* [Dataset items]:
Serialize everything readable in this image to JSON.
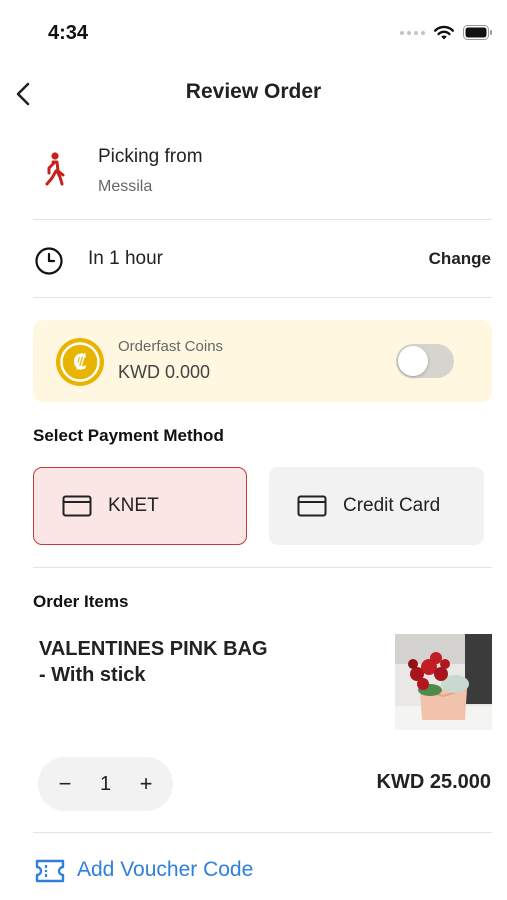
{
  "status_bar": {
    "time": "4:34"
  },
  "header": {
    "title": "Review Order"
  },
  "pickup": {
    "title": "Picking from",
    "location": "Messila"
  },
  "timing": {
    "label": "In 1 hour",
    "change_label": "Change"
  },
  "coins": {
    "title": "Orderfast Coins",
    "value": "KWD 0.000",
    "enabled": false
  },
  "payment": {
    "label": "Select Payment Method",
    "methods": [
      {
        "label": "KNET",
        "selected": true
      },
      {
        "label": "Credit Card",
        "selected": false
      }
    ]
  },
  "order": {
    "label": "Order Items",
    "items": [
      {
        "name": "VALENTINES PINK BAG - With stick",
        "quantity": "1",
        "minus": "−",
        "plus": "+",
        "price": "KWD 25.000"
      }
    ]
  },
  "voucher": {
    "label": "Add Voucher Code"
  },
  "colors": {
    "accent_red": "#c53a3a",
    "coin_gold": "#e8b400",
    "link_blue": "#2f7fdc",
    "coins_bg": "#fff7df"
  }
}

* [What the task asks]: Exact duplication of all the records is required; pictures are omitted from the copy.

* [Exercise answer]:
Serialize everything readable in this image to JSON.
{
  "status_bar": {
    "time": "4:34"
  },
  "header": {
    "title": "Review Order"
  },
  "pickup": {
    "title": "Picking from",
    "location": "Messila"
  },
  "timing": {
    "label": "In 1 hour",
    "change_label": "Change"
  },
  "coins": {
    "title": "Orderfast Coins",
    "value": "KWD 0.000",
    "enabled": false
  },
  "payment": {
    "label": "Select Payment Method",
    "methods": [
      {
        "label": "KNET",
        "selected": true
      },
      {
        "label": "Credit Card",
        "selected": false
      }
    ]
  },
  "order": {
    "label": "Order Items",
    "items": [
      {
        "name": "VALENTINES PINK BAG - With stick",
        "quantity": "1",
        "minus": "−",
        "plus": "+",
        "price": "KWD 25.000"
      }
    ]
  },
  "voucher": {
    "label": "Add Voucher Code"
  },
  "colors": {
    "accent_red": "#c53a3a",
    "coin_gold": "#e8b400",
    "link_blue": "#2f7fdc",
    "coins_bg": "#fff7df"
  }
}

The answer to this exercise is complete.